**Prompt**
Calculate how many lines in the following records hold the word "value", and report that number without comment.

Records:

⟨

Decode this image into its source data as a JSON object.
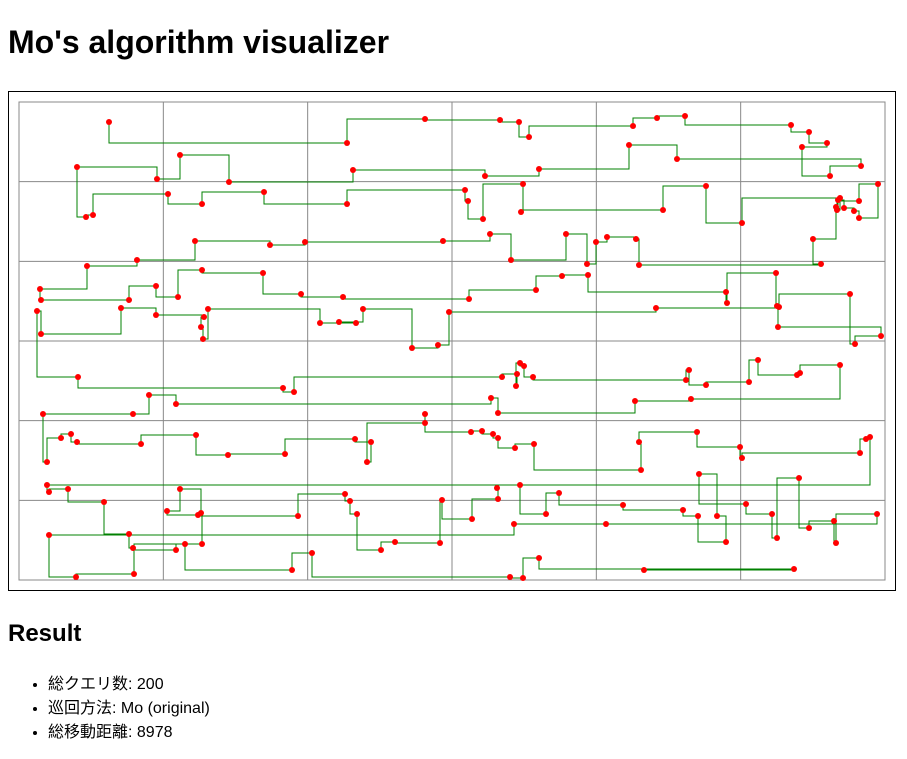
{
  "page": {
    "title": "Mo's algorithm visualizer"
  },
  "visualizer": {
    "grid": {
      "columns": 6,
      "rows": 6
    },
    "colors": {
      "grid": "#888888",
      "path": "#008000",
      "point": "#ff0000",
      "border": "#000000"
    }
  },
  "result": {
    "heading": "Result",
    "items": [
      {
        "label": "総クエリ数",
        "value": "200"
      },
      {
        "label": "巡回方法",
        "value": "Mo (original)"
      },
      {
        "label": "総移動距離",
        "value": "8978"
      }
    ]
  }
}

⟩

**Task answer**
3